* **TASK TO COMPLETE**:
Give the total number of lines with the word "jövedelme" in them, and no other words.

[Stored entries]
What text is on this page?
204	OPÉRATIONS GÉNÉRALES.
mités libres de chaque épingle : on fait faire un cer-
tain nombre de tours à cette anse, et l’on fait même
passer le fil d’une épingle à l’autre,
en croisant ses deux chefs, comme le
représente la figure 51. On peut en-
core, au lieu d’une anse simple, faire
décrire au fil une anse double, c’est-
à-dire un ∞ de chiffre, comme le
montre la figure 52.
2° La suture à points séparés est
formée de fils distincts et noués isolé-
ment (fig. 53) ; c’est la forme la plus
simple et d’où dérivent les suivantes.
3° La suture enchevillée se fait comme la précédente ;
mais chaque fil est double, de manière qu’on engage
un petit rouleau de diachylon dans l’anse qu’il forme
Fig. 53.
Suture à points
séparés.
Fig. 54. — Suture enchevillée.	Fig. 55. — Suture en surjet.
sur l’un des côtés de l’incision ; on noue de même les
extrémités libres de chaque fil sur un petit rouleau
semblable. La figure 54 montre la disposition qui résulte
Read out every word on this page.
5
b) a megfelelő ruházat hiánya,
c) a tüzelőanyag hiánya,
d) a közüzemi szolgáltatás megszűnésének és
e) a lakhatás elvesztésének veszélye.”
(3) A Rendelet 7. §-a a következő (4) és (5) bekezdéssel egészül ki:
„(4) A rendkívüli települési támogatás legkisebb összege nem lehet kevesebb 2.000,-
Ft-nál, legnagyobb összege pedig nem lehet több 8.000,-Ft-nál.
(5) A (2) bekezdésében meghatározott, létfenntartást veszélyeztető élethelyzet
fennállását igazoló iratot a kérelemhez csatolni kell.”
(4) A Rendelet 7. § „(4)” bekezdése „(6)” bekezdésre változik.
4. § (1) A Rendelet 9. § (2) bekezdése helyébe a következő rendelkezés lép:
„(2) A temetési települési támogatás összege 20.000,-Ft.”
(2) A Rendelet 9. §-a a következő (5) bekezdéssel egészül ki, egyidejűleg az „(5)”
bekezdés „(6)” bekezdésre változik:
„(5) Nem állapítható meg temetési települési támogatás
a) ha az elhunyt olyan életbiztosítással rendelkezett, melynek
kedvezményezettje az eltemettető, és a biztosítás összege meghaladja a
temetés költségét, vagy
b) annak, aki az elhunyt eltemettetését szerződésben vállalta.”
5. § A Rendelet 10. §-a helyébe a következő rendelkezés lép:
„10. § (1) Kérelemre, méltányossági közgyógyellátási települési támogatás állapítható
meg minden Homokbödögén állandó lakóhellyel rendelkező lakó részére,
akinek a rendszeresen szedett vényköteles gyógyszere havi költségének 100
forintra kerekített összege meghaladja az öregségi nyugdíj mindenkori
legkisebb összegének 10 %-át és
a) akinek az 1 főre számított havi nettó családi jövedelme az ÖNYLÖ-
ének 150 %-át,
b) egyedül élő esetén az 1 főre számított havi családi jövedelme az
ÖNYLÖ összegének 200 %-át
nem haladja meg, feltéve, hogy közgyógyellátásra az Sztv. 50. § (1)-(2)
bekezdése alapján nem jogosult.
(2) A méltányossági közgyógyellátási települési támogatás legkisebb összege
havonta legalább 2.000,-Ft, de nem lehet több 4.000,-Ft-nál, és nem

* **EXERCISE RESULT**:
2